## To do:
Go through the material and tally the lines containing the string "xlabel". Give the total alone.

+++

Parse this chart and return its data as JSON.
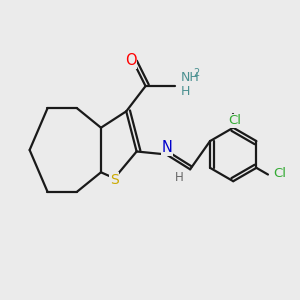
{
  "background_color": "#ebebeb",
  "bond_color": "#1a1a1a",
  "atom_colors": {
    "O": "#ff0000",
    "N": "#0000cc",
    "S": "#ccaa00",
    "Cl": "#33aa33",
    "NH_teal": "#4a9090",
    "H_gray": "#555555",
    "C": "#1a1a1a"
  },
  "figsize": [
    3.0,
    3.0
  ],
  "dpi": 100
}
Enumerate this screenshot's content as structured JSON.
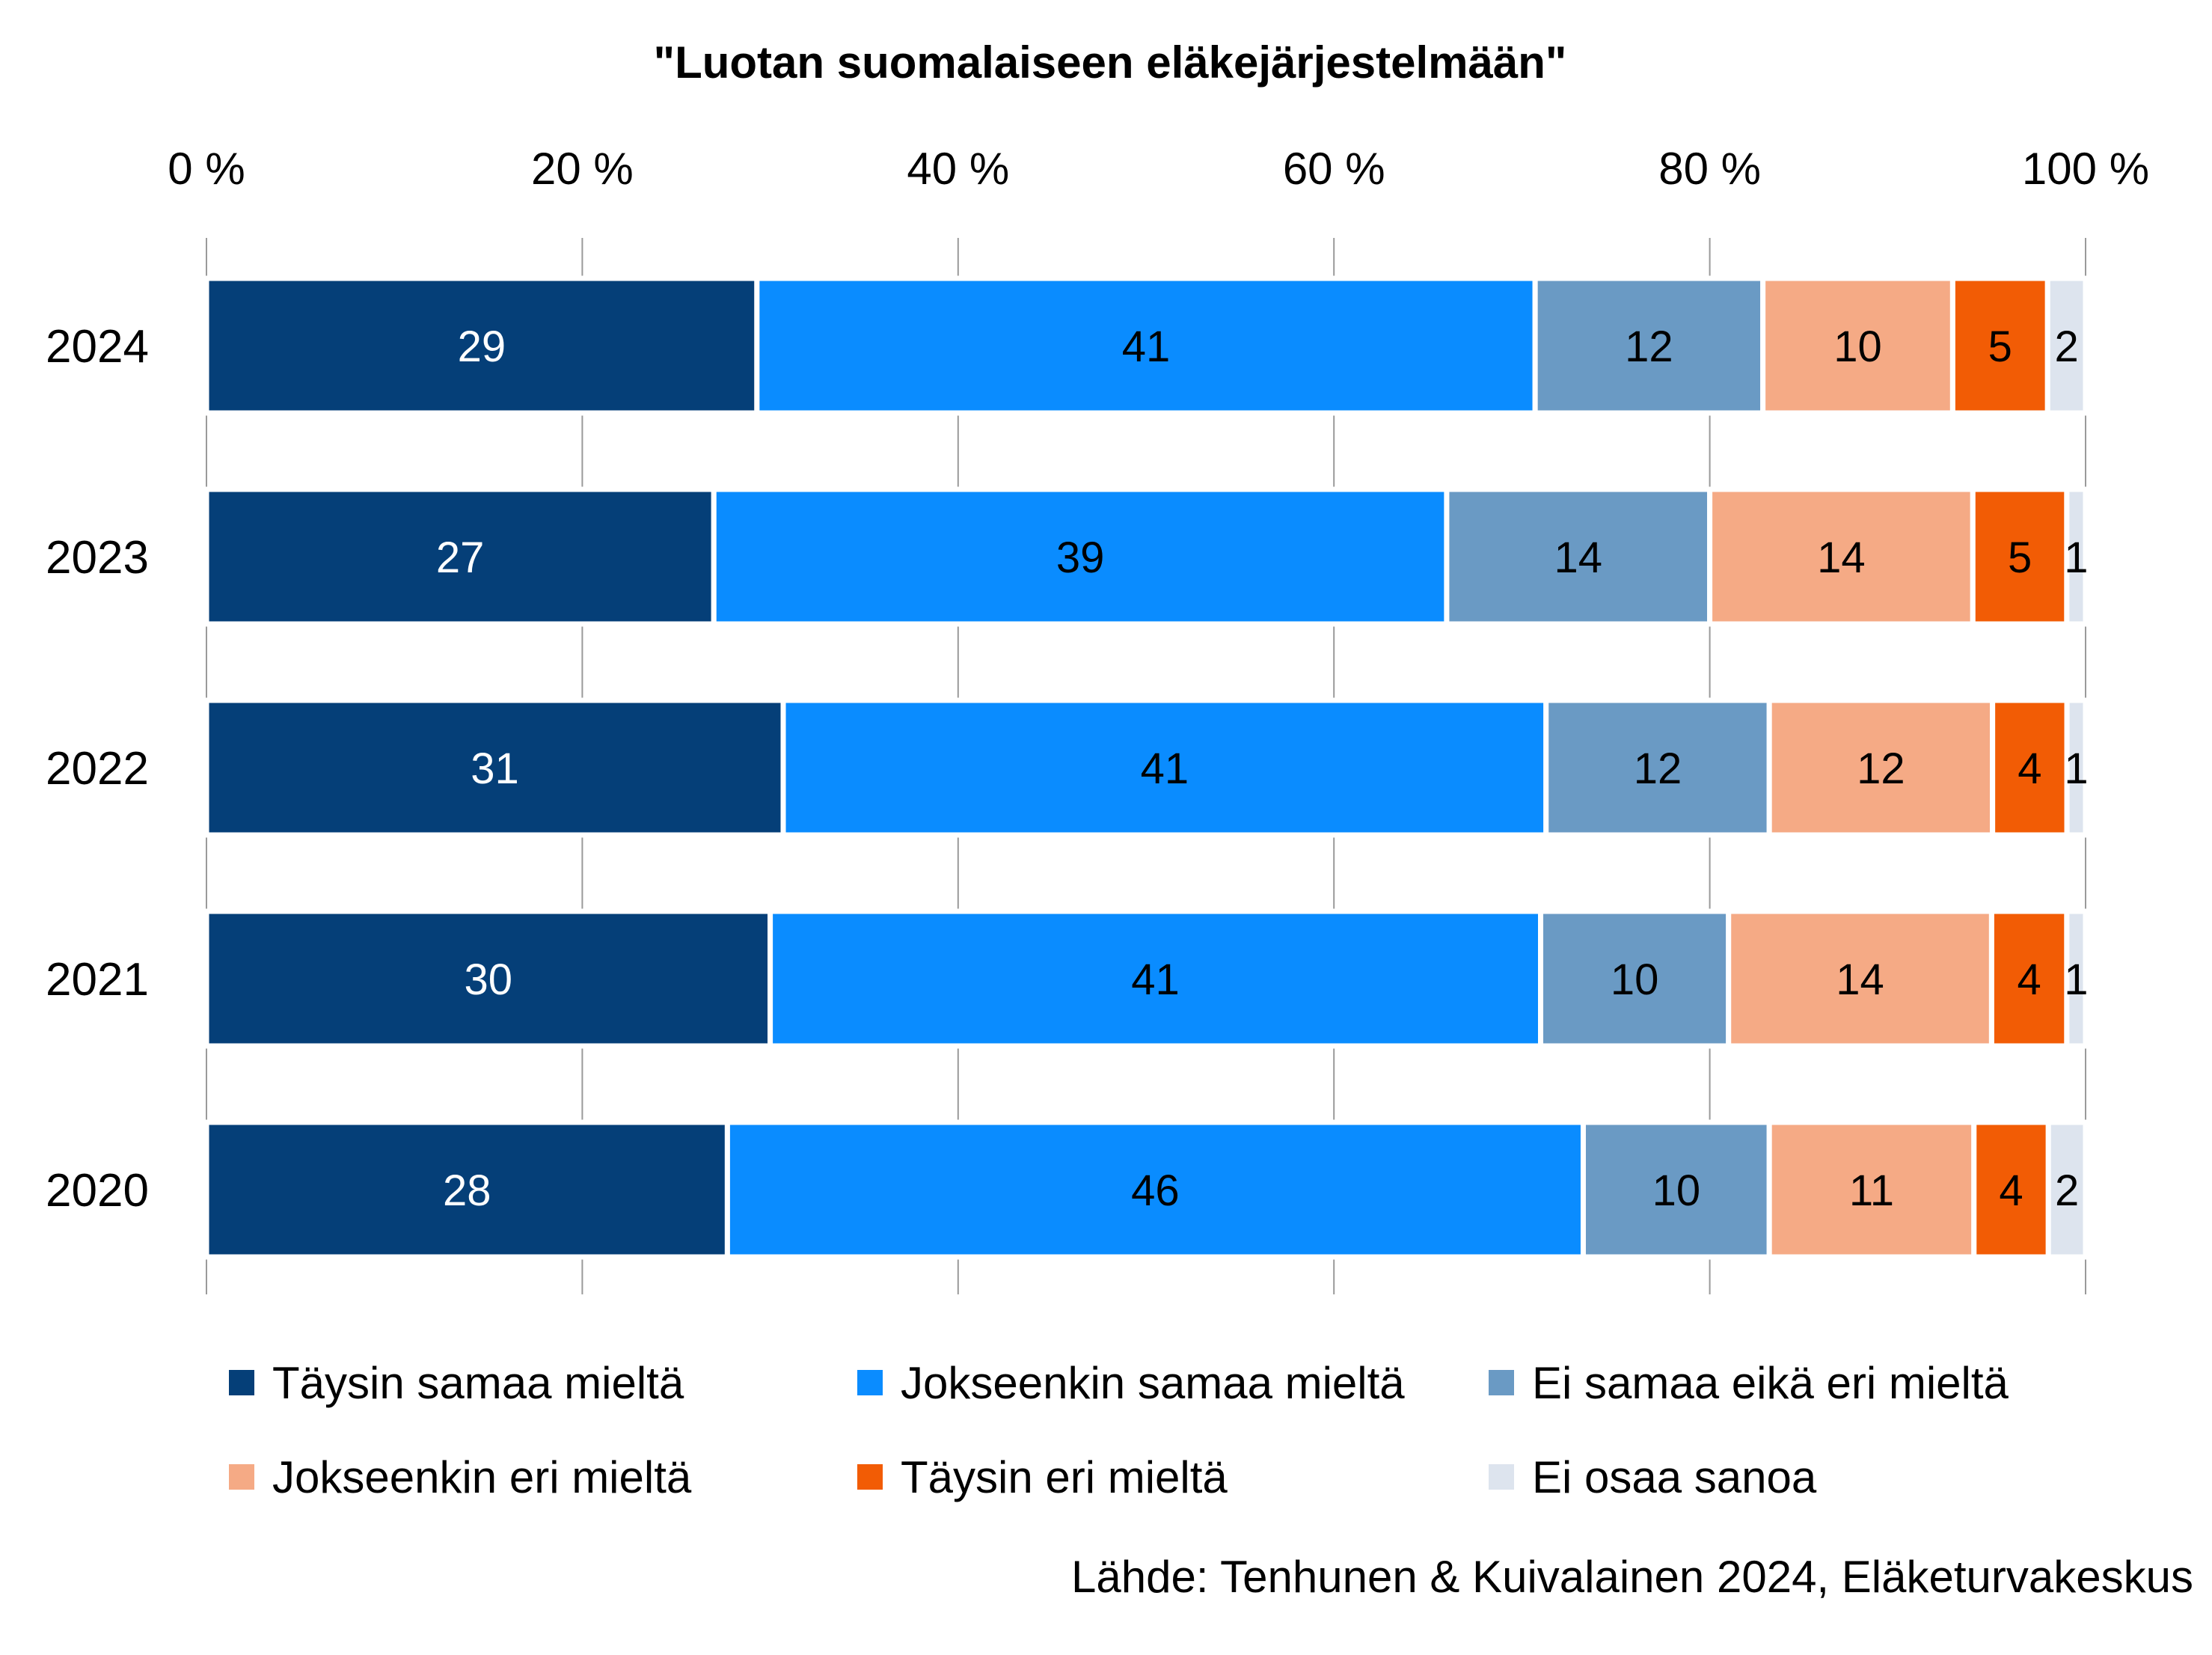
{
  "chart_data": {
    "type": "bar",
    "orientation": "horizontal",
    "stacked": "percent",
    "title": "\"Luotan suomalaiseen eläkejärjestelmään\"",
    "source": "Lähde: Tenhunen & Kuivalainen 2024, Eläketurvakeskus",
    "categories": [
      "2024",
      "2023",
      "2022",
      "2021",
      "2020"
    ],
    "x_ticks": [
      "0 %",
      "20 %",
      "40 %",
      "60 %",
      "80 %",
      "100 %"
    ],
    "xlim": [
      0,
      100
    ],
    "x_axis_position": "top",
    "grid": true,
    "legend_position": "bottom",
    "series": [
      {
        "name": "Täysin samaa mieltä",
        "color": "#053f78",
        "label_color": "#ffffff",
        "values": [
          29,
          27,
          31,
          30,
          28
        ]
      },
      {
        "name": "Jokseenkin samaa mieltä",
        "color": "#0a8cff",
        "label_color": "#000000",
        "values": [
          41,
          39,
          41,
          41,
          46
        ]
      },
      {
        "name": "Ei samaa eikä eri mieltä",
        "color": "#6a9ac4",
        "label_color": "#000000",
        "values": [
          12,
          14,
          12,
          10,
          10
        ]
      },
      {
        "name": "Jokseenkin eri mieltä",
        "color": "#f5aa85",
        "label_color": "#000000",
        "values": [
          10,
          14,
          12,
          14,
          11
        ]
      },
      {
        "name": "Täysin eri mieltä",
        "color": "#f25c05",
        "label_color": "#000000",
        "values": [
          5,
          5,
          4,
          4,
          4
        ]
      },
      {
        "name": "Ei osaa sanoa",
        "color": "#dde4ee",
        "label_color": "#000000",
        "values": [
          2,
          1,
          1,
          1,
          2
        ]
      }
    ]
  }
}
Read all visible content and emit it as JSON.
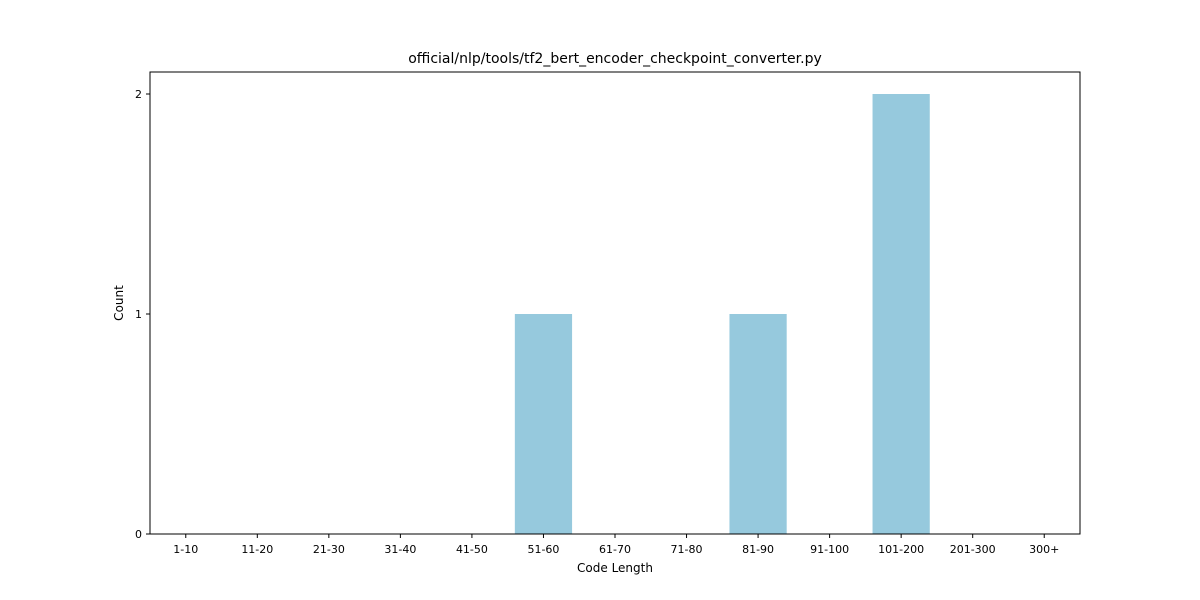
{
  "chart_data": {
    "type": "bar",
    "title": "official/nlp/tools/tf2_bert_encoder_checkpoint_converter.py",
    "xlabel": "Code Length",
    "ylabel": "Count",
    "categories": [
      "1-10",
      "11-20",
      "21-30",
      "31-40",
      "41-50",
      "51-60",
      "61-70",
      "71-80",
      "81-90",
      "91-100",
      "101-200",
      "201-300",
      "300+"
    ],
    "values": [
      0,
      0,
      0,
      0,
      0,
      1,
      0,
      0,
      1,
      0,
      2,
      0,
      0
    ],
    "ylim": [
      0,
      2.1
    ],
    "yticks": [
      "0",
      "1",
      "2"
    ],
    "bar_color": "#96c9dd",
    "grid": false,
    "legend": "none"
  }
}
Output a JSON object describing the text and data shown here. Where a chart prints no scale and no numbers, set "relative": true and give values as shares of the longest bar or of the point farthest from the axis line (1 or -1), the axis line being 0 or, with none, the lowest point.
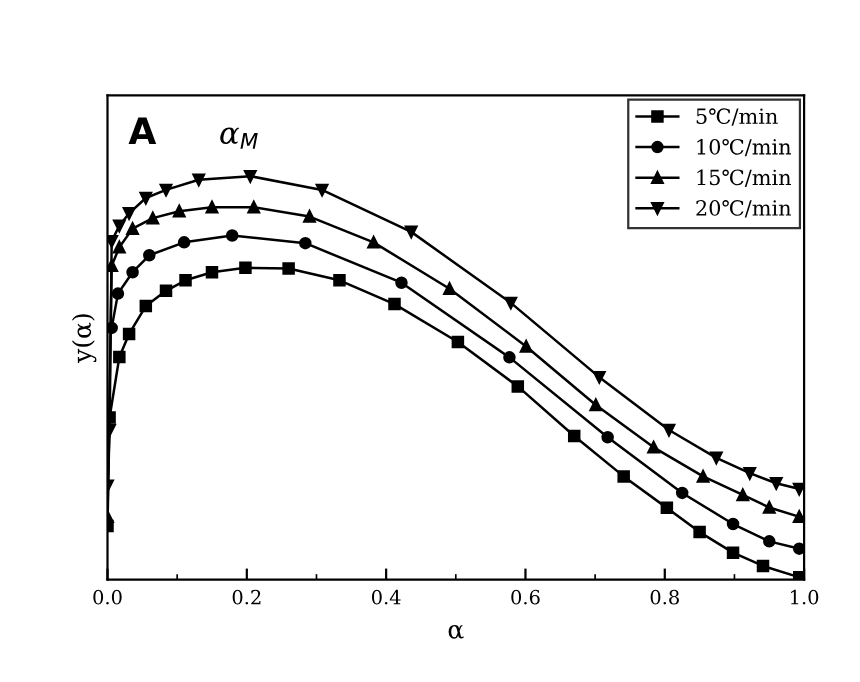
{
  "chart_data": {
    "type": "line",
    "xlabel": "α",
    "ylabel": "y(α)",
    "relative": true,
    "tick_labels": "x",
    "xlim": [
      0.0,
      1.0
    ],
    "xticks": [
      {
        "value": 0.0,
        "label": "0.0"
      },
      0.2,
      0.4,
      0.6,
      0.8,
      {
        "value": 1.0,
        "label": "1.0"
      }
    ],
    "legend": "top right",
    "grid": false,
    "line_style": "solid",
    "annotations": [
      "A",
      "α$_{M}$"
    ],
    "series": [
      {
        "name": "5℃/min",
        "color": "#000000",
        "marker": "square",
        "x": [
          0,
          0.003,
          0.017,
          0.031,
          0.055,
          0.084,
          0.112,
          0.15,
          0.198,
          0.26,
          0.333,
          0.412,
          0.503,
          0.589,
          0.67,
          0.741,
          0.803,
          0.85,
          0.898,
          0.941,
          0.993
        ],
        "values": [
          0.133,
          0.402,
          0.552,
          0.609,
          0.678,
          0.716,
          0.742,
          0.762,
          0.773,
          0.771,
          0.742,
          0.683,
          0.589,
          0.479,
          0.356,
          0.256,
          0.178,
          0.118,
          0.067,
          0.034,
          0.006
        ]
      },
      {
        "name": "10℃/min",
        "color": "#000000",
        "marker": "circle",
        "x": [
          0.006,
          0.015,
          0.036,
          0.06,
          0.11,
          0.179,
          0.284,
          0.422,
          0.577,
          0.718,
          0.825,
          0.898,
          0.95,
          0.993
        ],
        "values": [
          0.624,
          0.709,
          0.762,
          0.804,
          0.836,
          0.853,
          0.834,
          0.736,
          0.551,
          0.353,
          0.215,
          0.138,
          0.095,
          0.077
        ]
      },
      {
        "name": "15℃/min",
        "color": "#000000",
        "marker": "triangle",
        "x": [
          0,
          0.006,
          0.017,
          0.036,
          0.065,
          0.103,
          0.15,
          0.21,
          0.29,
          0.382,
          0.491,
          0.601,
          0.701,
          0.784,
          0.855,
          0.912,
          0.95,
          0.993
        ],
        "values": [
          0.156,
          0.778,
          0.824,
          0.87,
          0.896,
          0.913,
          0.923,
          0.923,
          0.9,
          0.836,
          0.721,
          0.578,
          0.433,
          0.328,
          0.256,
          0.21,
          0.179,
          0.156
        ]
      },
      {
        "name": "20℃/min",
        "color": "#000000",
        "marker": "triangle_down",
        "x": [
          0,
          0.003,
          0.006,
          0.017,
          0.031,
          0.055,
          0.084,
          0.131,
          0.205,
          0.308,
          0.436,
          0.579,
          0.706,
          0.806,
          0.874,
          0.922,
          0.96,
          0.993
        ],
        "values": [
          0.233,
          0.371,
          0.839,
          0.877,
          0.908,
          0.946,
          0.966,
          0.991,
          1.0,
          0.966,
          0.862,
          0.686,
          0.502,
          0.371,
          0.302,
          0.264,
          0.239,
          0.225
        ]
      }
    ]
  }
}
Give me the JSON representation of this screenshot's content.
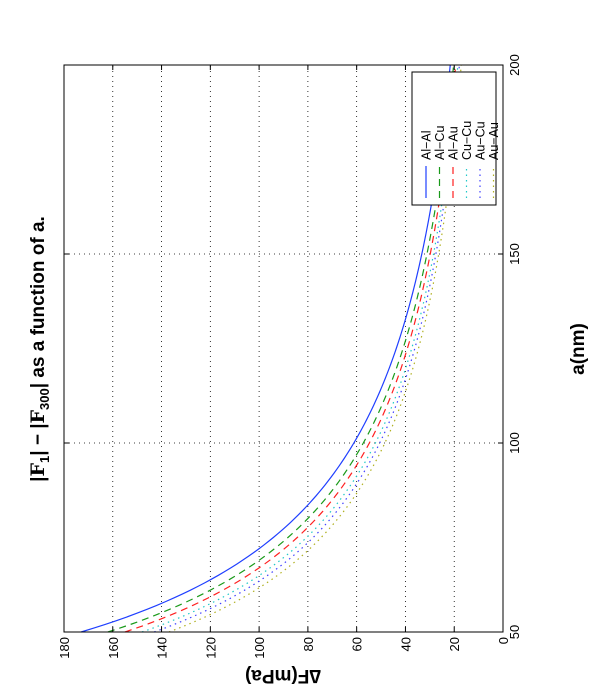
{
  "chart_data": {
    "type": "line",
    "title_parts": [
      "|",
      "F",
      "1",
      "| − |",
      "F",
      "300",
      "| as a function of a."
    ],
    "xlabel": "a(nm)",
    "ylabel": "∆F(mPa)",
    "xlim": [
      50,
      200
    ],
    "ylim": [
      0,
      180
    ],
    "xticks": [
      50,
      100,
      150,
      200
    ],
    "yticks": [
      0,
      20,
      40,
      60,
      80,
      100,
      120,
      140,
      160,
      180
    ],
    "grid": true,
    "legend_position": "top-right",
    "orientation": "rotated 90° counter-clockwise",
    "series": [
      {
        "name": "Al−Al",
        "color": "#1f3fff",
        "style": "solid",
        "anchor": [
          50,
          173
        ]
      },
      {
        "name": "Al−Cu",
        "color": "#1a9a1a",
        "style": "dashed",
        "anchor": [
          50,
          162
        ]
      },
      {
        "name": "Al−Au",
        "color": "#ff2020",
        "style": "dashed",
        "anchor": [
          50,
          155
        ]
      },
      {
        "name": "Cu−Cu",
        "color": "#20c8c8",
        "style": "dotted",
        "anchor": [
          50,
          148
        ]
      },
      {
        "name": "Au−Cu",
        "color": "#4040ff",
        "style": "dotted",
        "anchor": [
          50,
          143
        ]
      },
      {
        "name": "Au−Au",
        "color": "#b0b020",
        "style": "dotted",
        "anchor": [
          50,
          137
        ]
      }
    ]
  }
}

+++

## Exercise response:
3